**Records from a collection of figures**
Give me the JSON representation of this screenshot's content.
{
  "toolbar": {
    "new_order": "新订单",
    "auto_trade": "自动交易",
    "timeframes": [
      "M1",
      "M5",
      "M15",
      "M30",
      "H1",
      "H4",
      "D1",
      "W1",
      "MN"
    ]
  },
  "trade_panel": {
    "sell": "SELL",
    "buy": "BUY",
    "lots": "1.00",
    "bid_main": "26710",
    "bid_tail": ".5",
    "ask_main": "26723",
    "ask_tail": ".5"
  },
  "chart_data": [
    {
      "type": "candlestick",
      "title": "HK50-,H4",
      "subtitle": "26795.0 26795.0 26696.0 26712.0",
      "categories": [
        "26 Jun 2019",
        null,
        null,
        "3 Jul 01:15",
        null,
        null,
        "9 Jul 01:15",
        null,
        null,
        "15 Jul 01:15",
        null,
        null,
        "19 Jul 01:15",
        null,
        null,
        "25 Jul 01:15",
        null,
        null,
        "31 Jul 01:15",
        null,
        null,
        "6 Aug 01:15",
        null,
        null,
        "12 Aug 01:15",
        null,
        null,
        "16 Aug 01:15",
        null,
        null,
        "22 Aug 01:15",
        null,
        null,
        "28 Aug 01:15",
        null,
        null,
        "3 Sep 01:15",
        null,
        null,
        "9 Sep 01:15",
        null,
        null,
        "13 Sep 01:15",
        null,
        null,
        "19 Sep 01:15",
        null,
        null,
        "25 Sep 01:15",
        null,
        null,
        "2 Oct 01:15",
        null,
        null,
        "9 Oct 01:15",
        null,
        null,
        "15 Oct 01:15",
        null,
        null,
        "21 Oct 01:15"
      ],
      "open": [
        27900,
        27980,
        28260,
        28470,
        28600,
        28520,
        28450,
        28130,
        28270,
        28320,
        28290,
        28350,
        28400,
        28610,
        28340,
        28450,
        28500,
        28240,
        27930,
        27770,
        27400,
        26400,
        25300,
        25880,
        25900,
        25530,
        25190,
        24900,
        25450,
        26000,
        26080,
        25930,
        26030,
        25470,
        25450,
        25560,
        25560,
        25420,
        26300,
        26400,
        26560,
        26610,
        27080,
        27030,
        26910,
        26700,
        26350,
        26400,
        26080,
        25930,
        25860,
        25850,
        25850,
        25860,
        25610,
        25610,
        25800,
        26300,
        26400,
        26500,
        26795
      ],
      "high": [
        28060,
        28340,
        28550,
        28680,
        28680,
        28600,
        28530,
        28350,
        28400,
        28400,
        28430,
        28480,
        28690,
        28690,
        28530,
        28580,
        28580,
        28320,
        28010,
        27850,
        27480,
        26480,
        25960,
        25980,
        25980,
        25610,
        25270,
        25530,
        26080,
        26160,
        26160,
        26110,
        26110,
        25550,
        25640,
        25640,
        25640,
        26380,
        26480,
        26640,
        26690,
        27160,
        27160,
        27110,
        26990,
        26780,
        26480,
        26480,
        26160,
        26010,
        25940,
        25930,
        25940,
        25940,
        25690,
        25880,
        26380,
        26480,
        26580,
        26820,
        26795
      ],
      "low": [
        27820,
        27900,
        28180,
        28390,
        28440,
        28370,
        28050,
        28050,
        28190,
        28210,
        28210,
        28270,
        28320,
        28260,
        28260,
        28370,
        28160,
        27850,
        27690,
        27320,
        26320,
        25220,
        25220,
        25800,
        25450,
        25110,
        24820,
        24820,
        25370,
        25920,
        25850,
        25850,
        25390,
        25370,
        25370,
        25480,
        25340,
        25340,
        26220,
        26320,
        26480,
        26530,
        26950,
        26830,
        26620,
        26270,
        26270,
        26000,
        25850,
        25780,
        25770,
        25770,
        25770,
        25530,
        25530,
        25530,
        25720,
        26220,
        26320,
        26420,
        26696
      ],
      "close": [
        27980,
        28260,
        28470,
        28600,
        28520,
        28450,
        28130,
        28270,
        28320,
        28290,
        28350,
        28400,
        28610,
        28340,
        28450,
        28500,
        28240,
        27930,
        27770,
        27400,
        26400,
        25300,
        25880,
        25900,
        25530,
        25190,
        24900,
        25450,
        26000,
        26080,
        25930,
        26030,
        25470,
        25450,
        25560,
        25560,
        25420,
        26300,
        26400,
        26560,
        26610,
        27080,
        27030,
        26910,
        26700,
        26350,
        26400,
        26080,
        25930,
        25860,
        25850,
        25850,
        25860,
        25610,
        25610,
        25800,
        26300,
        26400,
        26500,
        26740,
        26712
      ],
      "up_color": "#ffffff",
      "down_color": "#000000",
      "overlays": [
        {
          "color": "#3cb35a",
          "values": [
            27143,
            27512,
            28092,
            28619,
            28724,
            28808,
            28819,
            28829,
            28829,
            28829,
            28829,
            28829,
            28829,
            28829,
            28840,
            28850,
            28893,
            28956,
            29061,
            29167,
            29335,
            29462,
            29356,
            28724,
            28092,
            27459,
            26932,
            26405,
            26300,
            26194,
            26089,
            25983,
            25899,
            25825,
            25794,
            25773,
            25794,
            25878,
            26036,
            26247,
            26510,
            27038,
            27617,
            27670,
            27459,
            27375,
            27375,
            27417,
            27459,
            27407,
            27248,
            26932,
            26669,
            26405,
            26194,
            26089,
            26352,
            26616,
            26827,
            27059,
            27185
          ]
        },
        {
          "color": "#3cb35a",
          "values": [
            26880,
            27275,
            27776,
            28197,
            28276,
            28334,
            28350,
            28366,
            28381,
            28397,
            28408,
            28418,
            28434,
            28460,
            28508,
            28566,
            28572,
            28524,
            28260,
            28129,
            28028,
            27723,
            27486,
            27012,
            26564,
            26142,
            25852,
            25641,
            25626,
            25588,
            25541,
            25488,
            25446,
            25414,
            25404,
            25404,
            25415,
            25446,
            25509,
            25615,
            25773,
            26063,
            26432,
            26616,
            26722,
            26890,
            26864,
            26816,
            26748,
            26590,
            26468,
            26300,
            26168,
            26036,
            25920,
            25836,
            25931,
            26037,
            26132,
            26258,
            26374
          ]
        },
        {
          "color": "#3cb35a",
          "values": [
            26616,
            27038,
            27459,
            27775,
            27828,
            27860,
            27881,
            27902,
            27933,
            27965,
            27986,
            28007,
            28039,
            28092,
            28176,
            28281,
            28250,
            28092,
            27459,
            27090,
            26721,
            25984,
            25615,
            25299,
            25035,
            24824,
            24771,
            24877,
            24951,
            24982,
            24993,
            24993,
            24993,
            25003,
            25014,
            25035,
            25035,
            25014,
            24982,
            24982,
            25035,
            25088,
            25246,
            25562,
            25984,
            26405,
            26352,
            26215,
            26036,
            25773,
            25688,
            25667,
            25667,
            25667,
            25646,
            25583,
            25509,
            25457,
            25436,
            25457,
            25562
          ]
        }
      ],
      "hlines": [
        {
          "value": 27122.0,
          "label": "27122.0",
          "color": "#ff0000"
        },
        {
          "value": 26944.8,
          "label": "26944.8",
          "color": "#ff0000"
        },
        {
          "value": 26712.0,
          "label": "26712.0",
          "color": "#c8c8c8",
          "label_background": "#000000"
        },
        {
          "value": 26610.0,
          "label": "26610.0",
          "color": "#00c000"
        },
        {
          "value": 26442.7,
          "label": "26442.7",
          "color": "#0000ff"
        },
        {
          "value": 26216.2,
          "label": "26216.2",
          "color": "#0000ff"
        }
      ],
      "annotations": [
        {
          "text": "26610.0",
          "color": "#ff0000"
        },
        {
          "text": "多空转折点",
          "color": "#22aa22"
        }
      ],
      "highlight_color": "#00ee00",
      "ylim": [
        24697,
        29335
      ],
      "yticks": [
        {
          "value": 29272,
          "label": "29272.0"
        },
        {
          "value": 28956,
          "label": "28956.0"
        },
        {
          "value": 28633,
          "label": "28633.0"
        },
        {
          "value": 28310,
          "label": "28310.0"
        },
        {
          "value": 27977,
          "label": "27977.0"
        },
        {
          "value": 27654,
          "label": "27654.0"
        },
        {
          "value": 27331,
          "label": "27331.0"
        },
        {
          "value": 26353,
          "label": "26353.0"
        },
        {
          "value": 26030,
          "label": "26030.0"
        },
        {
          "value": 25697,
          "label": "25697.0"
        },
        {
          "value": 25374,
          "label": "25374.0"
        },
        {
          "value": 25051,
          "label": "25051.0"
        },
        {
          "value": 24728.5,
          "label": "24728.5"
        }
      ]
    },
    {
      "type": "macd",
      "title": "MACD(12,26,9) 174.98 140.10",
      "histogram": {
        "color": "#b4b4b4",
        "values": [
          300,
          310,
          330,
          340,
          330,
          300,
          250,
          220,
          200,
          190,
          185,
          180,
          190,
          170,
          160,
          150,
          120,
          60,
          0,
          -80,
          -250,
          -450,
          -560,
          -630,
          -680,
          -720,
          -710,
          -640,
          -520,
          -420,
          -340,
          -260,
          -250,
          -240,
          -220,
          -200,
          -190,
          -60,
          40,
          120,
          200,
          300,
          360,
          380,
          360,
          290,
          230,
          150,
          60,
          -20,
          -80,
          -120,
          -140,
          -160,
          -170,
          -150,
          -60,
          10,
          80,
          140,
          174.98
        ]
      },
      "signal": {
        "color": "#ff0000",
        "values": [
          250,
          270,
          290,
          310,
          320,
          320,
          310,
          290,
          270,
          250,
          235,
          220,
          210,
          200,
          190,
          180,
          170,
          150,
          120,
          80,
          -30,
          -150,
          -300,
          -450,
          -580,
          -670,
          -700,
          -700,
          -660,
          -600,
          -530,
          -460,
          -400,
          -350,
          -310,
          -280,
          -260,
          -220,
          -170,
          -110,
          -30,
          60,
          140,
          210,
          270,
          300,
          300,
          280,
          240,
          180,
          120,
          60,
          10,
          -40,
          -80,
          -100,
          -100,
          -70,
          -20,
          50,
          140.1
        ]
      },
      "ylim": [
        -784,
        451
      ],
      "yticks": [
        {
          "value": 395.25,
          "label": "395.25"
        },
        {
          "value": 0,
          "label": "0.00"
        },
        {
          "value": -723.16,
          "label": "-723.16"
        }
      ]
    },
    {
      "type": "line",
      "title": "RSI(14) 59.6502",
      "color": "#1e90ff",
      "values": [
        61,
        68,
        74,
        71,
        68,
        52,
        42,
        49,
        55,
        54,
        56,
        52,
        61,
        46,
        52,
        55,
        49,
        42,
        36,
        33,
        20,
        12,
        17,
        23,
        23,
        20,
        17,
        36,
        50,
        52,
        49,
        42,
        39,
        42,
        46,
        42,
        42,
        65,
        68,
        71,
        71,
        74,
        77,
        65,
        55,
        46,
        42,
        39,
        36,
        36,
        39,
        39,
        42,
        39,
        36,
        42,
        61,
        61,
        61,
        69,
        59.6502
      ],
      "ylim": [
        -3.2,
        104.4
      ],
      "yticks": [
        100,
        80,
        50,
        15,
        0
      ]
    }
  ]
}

**WHAT YOU HAVE TO DO**
Report the number of lines in the listing that include the string "type"; give nothing but the number.

**WRITTEN SOLUTION**
3